+++ ENTRIES SHOWN
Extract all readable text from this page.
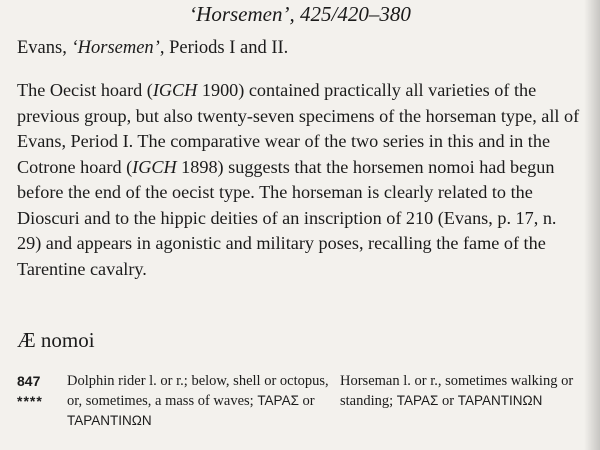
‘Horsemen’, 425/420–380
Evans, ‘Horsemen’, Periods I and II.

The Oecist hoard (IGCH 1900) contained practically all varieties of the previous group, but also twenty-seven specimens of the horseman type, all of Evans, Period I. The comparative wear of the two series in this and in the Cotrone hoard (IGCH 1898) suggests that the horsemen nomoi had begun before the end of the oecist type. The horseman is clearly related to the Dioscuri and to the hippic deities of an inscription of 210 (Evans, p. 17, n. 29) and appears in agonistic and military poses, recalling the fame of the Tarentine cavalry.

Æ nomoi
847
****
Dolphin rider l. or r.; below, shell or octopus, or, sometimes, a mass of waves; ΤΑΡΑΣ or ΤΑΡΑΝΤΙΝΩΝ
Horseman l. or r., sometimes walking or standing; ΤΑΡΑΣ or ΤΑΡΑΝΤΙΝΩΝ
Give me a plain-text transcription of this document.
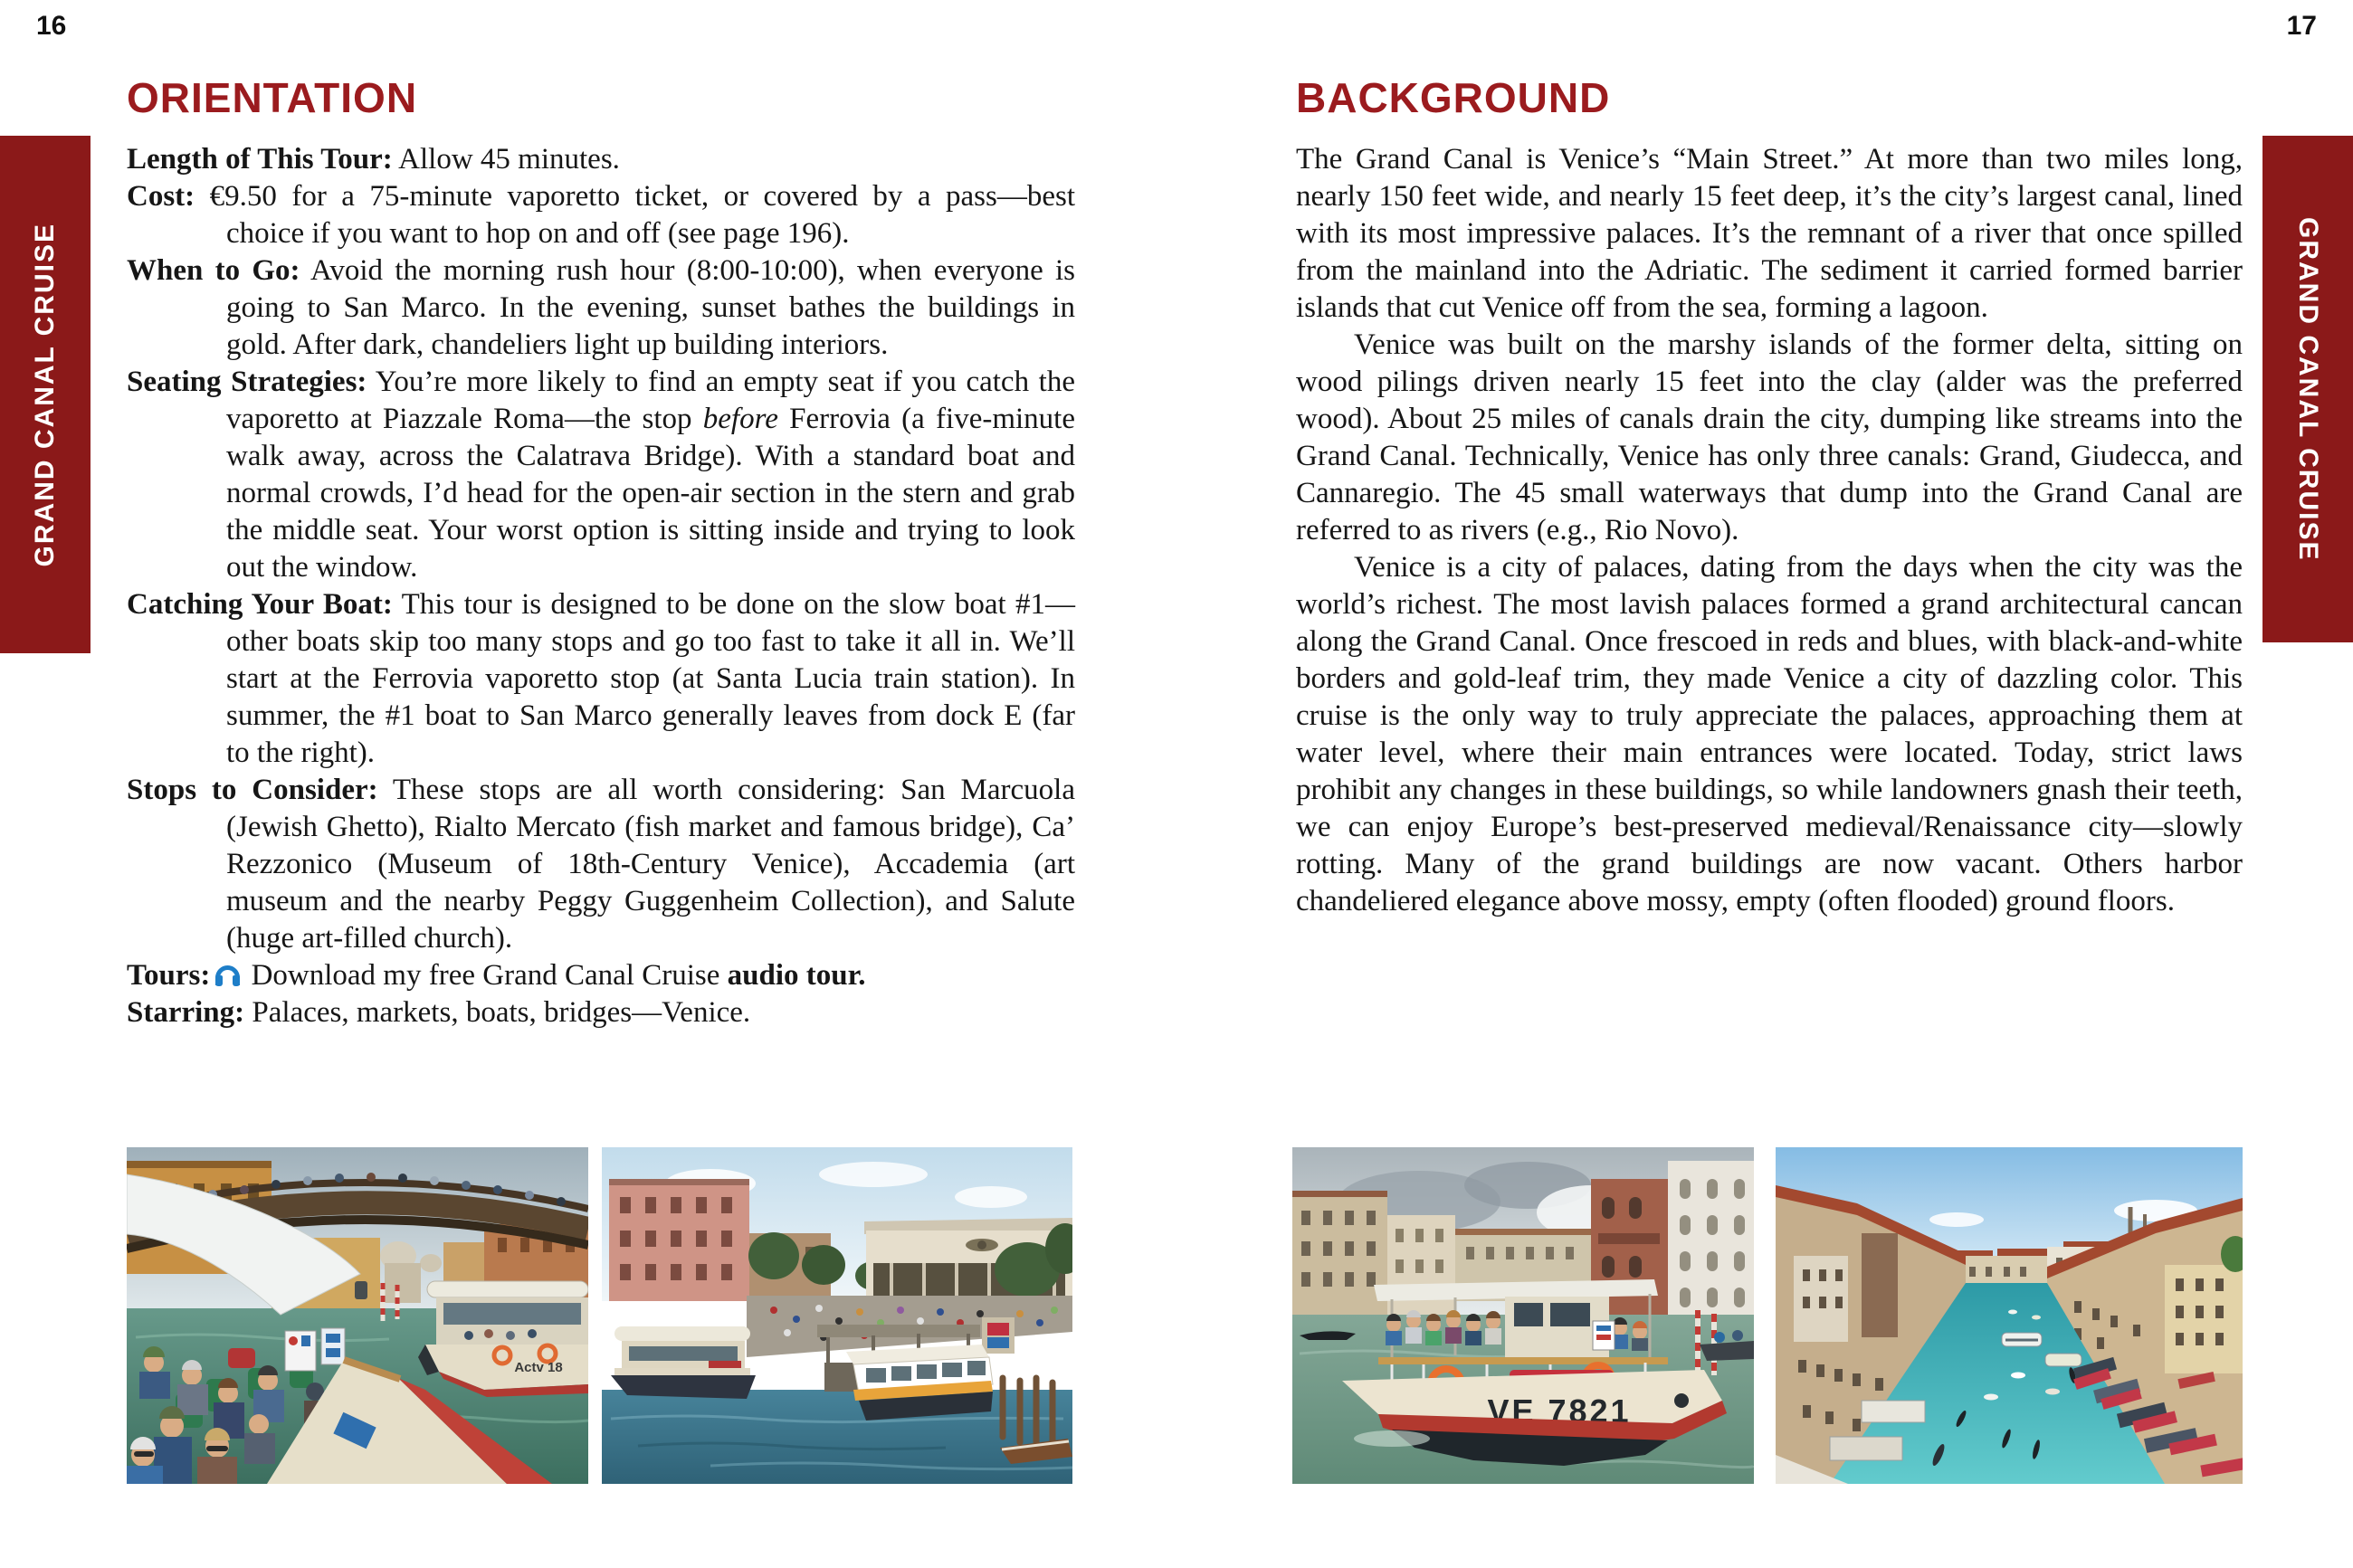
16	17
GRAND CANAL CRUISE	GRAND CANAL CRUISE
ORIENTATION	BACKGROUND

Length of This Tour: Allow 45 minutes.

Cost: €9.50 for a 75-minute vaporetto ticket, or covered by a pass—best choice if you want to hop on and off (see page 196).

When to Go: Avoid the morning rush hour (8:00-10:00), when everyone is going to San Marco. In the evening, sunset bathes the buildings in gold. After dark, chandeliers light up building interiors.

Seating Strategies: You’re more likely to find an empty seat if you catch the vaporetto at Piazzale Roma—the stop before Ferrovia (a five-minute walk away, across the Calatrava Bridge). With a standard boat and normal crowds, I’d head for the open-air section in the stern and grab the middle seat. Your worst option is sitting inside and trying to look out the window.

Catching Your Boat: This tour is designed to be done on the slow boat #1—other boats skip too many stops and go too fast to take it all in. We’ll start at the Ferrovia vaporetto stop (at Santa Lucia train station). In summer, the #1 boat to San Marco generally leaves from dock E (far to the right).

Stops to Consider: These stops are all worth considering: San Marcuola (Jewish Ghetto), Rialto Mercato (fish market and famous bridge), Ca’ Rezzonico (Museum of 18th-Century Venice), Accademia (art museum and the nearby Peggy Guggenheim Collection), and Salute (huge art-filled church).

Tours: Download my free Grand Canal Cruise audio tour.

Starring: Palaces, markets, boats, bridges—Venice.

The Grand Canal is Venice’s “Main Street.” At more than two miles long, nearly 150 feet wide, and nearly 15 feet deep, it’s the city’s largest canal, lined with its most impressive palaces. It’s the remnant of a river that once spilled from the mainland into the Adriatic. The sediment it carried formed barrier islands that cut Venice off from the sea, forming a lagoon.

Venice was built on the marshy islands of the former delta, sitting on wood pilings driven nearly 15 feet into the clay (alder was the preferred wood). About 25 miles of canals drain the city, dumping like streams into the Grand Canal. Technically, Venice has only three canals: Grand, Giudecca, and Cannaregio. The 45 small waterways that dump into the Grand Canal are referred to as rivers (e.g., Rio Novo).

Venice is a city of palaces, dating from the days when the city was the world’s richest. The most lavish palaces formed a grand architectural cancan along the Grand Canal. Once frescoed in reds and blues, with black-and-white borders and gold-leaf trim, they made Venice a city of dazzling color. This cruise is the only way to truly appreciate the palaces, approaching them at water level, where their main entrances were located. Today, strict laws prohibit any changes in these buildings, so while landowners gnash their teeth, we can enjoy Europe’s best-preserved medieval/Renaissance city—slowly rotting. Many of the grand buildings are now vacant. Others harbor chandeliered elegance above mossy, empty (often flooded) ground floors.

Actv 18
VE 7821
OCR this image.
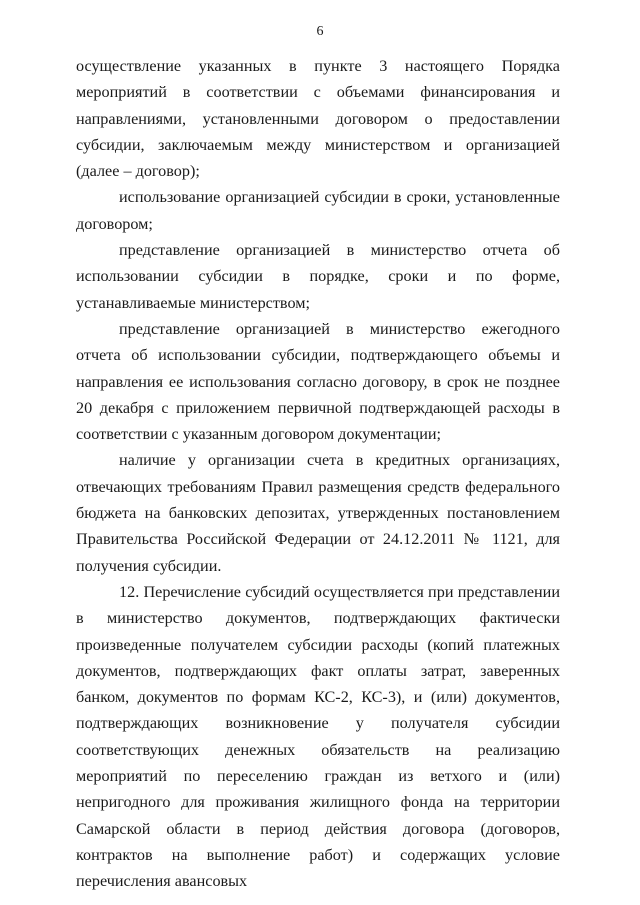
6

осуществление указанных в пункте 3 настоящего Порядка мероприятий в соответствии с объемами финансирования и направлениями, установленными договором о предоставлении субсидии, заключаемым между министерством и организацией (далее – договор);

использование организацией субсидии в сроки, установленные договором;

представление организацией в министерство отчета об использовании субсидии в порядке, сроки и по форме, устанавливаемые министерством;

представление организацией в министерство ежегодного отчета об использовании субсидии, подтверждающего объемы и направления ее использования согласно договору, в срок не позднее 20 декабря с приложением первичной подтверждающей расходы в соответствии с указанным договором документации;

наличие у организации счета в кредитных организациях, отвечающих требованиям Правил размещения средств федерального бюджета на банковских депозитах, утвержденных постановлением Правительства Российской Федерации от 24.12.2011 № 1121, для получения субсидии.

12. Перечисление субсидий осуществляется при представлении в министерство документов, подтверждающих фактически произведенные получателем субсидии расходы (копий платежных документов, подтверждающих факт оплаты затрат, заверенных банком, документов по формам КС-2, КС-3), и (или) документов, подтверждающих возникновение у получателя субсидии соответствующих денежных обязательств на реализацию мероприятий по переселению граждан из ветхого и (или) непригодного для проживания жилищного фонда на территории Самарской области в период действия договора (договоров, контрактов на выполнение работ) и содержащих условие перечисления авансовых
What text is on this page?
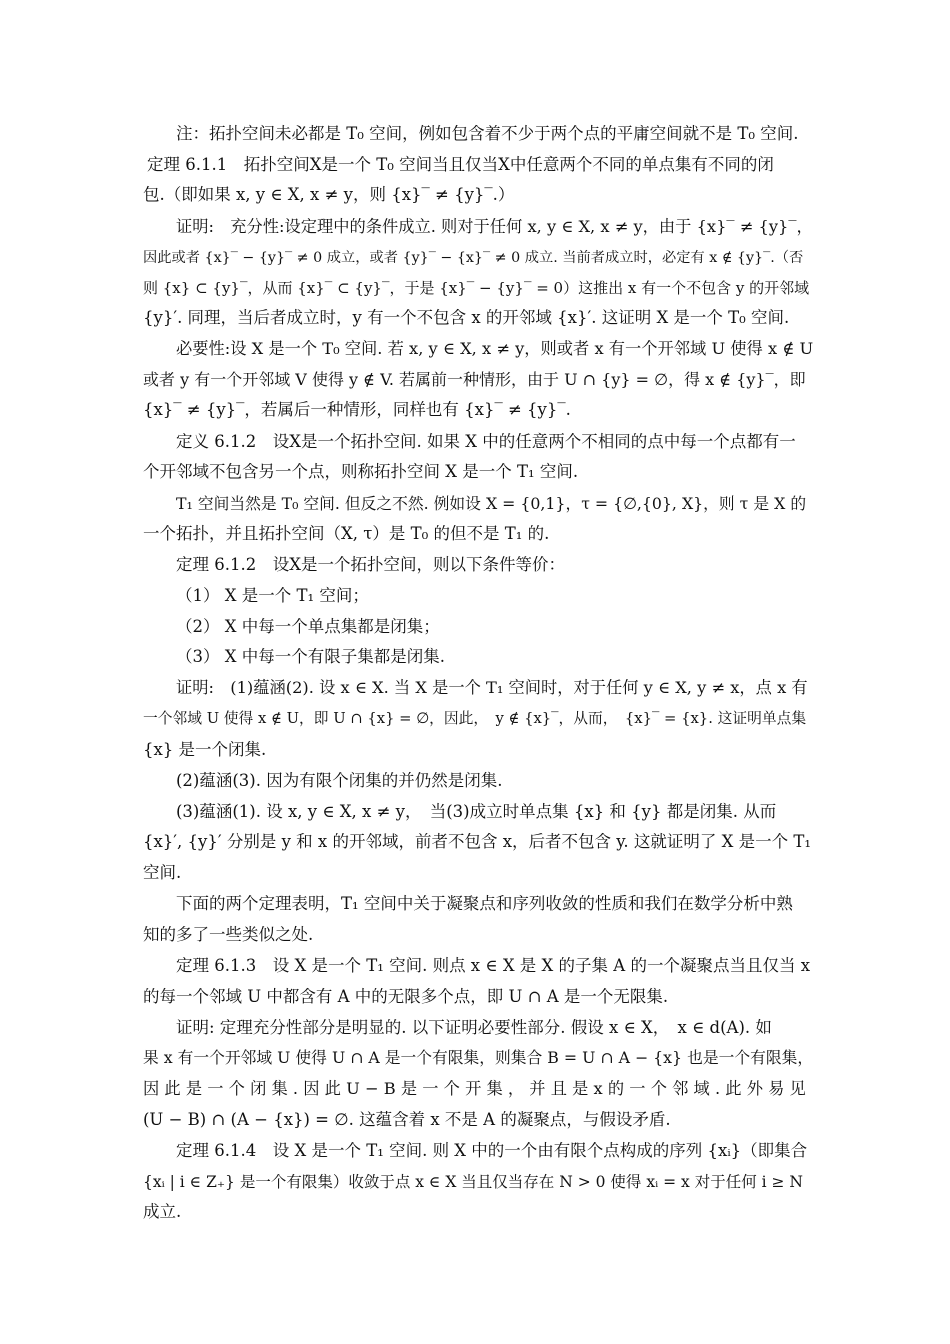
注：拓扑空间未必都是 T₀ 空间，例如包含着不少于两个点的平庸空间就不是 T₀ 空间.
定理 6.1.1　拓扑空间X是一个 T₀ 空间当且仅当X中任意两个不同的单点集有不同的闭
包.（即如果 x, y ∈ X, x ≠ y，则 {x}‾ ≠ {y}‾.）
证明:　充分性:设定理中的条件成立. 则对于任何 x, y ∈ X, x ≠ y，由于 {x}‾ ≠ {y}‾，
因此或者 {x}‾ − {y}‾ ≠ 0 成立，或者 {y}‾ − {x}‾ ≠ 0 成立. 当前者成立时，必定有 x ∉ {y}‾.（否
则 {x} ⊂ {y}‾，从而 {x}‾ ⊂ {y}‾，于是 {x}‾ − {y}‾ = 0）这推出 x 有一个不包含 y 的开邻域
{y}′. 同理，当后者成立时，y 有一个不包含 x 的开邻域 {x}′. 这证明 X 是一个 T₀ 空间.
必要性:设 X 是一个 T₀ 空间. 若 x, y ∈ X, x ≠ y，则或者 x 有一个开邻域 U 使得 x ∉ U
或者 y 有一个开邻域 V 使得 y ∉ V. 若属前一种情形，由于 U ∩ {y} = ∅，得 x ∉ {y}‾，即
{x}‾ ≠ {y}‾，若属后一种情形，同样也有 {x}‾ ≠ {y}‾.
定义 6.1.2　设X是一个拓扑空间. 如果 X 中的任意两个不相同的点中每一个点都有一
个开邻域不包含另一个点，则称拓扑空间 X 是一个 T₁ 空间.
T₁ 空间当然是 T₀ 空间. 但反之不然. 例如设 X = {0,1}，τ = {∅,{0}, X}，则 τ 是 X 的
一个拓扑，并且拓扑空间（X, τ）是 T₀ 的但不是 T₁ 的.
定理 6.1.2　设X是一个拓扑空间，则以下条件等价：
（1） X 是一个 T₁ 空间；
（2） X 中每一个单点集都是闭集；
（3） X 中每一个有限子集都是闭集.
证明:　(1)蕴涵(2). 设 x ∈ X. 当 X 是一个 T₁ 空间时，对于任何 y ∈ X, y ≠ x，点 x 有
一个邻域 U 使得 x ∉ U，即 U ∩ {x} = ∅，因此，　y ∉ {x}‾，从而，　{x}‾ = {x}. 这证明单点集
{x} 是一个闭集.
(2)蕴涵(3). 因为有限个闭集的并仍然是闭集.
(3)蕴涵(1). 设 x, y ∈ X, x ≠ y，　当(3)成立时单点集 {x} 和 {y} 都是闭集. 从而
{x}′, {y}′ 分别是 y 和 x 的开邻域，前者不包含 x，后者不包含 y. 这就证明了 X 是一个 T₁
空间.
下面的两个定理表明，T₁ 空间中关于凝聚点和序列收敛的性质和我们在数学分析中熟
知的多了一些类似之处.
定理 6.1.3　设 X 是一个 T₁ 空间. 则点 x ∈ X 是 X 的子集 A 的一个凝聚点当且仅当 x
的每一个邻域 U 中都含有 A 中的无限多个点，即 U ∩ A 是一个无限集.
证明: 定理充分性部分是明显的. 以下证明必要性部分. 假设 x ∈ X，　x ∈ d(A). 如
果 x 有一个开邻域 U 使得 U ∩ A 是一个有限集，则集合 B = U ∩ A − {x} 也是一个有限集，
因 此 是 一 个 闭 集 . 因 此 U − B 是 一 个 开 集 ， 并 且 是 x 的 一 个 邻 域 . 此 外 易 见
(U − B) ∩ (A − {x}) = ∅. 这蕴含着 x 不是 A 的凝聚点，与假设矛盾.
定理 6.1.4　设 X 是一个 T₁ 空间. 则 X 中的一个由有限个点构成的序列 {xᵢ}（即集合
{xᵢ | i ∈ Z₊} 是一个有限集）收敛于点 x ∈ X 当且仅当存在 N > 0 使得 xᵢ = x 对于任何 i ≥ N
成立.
++++++
▶ **TASK DIRECTIONS**
Filter out all lines lacking the word "feet" and copy the rest.

▶ **FULL RESPONSE**
The Grand Canal is Venice’s “Main Street.” At more than two miles long, nearly 150 feet wide, and nearly 15 feet deep, it’s the city’s largest canal, lined with its most impressive palaces. It’s the remnant of a river that once spilled from the mainland into the Adriatic. The sediment it carried formed barrier islands that cut Venice off from the sea, forming a lagoon.
Venice was built on the marshy islands of the former delta, sitting on wood pilings driven nearly 15 feet into the clay (alder was the preferred wood). About 25 miles of canals drain the city, dumping like streams into the Grand Canal. Technically, Venice has only three canals: Grand, Giudecca, and Cannaregio. The 45 small waterways that dump into the Grand Canal are referred to as rivers (e.g., Rio Novo).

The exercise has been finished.